■ **What is needed**
Copy nothing but the text: repeat each entry exactly and drop the images.

■ **Raw records**
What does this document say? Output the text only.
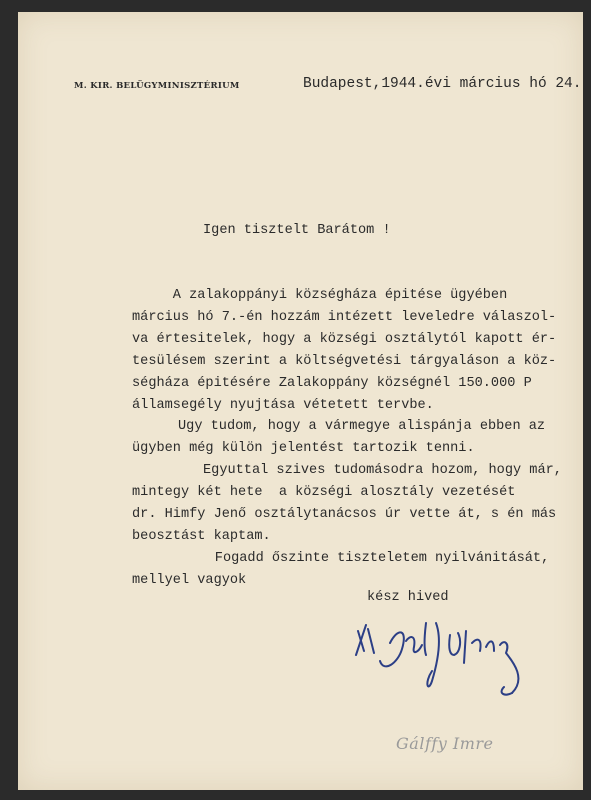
M. KIR. BELÜGYMINISZTÉRIUM	Budapest,1944.évi március hó 24.
Igen tisztelt Barátom !
A zalakoppányi községháza épitése ügyében
március hó 7.-én hozzám intézett leveledre válaszol-
va értesitelek, hogy a községi osztálytól kapott ér-
tesülésem szerint a költségvetési tárgyaláson a köz-
ségháza épitésére Zalakoppány községnél 150.000 P
államsegély nyujtása vétetett tervbe.
Ugy tudom, hogy a vármegye alispánja ebben az
ügyben még külön jelentést tartozik tenni.
Egyuttal szives tudomásodra hozom, hogy már,
mintegy két hete  a községi alosztály vezetését
dr. Himfy Jenő osztálytanácsos úr vette át, s én más
beosztást kaptam.
Fogadd őszinte tiszteletem nyilvánitását,
mellyel vagyok
kész hived
Gálffy Imre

■ **Solution to the problem**
What does this document say? Output the text only.
M. KIR. BELÜGYMINISZTÉRIUM	Budapest,1944.évi március hó 24.
Igen tisztelt Barátom !
A zalakoppányi községháza épitése ügyében
március hó 7.-én hozzám intézett leveledre válaszol-
va értesitelek, hogy a községi osztálytól kapott ér-
tesülésem szerint a költségvetési tárgyaláson a köz-
ségháza épitésére Zalakoppány községnél 150.000 P
államsegély nyujtása vétetett tervbe.
Ugy tudom, hogy a vármegye alispánja ebben az
ügyben még külön jelentést tartozik tenni.
Egyuttal szives tudomásodra hozom, hogy már,
mintegy két hete  a községi alosztály vezetését
dr. Himfy Jenő osztálytanácsos úr vette át, s én más
beosztást kaptam.
Fogadd őszinte tiszteletem nyilvánitását,
mellyel vagyok
kész hived
Gálffy Imre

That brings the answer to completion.